**Short problem**:
Change "screenshot" to "capture" in the data, from the first line through the line with "17, 167, 27]", leaving everything else unchanged. Write out those lines again with that change.

===== Records provided

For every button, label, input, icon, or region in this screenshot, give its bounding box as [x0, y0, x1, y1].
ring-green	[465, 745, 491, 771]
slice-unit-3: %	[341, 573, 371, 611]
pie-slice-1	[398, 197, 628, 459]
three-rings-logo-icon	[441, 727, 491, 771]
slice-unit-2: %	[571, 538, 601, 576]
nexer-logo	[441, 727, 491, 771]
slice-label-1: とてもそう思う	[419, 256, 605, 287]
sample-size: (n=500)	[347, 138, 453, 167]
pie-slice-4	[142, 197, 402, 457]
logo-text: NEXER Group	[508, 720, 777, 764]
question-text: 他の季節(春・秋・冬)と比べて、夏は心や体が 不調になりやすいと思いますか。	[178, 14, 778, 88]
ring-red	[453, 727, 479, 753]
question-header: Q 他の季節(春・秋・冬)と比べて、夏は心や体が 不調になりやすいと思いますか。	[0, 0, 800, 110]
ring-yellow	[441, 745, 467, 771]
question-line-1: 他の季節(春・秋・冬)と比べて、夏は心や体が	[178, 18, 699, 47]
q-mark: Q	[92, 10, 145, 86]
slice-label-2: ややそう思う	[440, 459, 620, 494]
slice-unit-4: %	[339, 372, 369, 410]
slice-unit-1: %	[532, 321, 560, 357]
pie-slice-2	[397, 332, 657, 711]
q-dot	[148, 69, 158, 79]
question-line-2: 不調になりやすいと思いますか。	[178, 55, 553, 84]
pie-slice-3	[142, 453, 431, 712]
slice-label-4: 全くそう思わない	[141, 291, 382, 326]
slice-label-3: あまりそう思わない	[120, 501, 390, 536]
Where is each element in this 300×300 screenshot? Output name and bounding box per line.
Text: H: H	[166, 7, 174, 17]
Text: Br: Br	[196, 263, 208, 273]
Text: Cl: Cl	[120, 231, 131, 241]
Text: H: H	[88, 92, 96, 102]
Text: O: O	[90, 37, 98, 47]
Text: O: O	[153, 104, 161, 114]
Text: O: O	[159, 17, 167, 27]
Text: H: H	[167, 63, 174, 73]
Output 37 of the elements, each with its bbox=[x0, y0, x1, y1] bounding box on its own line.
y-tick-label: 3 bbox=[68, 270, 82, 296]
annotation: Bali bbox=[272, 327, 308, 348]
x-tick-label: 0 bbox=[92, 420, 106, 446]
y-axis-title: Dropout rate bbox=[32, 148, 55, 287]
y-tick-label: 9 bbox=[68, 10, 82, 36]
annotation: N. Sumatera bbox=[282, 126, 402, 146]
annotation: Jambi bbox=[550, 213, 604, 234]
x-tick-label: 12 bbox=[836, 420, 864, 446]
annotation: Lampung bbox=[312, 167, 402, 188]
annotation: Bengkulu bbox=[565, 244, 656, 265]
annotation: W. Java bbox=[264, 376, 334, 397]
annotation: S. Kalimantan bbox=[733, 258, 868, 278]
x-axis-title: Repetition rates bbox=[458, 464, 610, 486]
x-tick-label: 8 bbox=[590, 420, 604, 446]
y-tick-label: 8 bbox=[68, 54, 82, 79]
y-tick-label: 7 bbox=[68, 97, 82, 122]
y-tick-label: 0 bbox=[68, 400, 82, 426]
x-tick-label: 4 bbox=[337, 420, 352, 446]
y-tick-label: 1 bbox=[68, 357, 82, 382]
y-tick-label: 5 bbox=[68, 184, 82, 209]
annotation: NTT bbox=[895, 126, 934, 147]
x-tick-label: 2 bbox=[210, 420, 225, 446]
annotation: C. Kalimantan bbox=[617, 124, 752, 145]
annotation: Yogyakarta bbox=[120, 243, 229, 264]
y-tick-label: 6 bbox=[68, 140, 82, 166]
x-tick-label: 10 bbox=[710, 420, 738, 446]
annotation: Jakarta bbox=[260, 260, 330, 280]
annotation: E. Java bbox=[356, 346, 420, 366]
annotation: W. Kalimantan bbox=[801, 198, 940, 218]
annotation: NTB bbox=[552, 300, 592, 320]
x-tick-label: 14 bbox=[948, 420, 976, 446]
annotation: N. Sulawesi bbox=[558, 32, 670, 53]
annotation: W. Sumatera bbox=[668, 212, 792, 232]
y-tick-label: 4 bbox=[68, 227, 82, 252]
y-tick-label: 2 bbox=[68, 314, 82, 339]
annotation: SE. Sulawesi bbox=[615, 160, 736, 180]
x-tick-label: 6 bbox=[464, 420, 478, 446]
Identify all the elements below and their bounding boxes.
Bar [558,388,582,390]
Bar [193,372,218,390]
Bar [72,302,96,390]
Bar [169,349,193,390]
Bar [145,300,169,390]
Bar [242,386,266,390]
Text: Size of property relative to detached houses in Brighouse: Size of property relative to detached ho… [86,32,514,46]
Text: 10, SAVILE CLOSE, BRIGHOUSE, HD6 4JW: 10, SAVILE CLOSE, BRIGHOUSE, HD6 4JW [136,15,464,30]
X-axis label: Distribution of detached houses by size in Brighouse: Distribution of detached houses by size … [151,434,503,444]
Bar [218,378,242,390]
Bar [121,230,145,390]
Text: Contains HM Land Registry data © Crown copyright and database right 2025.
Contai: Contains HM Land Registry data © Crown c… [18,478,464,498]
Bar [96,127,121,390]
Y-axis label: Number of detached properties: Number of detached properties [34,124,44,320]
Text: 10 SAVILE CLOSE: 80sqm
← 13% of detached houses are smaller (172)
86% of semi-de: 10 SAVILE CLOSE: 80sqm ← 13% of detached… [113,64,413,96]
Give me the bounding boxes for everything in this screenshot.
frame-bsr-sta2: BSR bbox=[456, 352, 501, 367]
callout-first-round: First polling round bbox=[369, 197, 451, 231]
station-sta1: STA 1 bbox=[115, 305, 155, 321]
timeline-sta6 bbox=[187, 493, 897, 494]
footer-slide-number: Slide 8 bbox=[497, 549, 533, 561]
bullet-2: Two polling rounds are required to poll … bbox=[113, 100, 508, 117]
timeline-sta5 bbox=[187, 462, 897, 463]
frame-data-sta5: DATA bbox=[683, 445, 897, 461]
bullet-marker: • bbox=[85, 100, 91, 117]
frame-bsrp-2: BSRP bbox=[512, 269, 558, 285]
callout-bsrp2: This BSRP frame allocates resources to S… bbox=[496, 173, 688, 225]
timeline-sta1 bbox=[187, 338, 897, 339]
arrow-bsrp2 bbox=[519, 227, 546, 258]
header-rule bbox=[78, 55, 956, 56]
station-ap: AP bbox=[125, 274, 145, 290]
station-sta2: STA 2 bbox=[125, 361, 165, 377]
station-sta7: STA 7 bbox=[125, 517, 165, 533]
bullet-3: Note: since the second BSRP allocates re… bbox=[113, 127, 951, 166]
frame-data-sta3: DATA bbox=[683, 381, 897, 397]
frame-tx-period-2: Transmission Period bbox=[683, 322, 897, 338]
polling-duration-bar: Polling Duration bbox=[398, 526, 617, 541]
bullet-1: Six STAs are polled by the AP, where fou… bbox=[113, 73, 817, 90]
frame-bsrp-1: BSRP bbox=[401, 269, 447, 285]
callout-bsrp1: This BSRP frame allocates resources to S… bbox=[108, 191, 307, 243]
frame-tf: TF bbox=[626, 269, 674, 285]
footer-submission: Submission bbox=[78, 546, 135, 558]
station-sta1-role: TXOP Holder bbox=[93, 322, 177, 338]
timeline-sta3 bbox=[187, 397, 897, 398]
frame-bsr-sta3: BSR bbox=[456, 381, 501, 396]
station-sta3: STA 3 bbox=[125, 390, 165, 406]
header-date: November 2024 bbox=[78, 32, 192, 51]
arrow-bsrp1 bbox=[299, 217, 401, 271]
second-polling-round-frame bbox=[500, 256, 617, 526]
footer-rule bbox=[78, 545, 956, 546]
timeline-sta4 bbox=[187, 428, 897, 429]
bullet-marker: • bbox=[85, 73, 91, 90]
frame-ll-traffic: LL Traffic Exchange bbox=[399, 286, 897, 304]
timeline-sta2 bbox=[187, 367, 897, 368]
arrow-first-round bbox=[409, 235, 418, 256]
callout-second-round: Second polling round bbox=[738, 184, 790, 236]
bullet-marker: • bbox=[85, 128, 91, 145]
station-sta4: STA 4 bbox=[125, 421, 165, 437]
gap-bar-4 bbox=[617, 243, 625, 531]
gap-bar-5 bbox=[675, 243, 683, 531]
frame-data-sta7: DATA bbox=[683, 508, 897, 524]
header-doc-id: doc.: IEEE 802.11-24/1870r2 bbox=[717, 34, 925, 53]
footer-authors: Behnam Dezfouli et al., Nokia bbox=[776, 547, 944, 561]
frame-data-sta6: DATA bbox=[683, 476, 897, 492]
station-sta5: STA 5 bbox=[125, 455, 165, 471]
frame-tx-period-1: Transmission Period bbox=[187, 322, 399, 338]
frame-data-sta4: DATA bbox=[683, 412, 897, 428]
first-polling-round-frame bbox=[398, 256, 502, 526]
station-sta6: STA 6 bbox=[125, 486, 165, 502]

==========

**The reply**:
For every button, label, input, icon, or region in this capture, give its bounding box as [x0, y0, x1, y1].
ring-green	[465, 745, 491, 771]
slice-unit-3: %	[341, 573, 371, 611]
pie-slice-1	[398, 197, 628, 459]
three-rings-logo-icon	[441, 727, 491, 771]
slice-unit-2: %	[571, 538, 601, 576]
nexer-logo	[441, 727, 491, 771]
slice-label-1: とてもそう思う	[419, 256, 605, 287]
sample-size: (n=500)	[347, 138, 453, 167]
pie-slice-4	[142, 197, 402, 457]
logo-text: NEXER Group	[508, 720, 777, 764]
question-text: 他の季節(春・秋・冬)と比べて、夏は心や体が 不調になりやすいと思いますか。	[178, 14, 778, 88]
ring-red	[453, 727, 479, 753]
question-header: Q 他の季節(春・秋・冬)と比べて、夏は心や体が 不調になりやすいと思いますか。	[0, 0, 800, 110]
ring-yellow	[441, 745, 467, 771]
question-line-1: 他の季節(春・秋・冬)と比べて、夏は心や体が	[178, 18, 699, 47]
q-mark: Q	[92, 10, 145, 86]
slice-label-2: ややそう思う	[440, 459, 620, 494]
slice-unit-4: %	[339, 372, 369, 410]
slice-unit-1: %	[532, 321, 560, 357]
pie-slice-2	[397, 332, 657, 711]
q-dot	[148, 69, 158, 79]
question-line-2: 不調になりやすいと思いますか。	[178, 55, 553, 84]
pie-slice-3	[142, 453, 431, 712]
slice-label-4: 全くそう思わない	[141, 291, 382, 326]
slice-label-3: あまりそう思わない	[120, 501, 390, 536]
Where is each element in this 300×300 capture? Output name and bounding box per line.
Text: H: H	[166, 7, 174, 17]
Text: Br: Br	[196, 263, 208, 273]
Text: Cl: Cl	[120, 231, 131, 241]
Text: H: H	[88, 92, 96, 102]
Text: O: O	[90, 37, 98, 47]
Text: O: O	[153, 104, 161, 114]
Text: O: O	[159, 17, 167, 27]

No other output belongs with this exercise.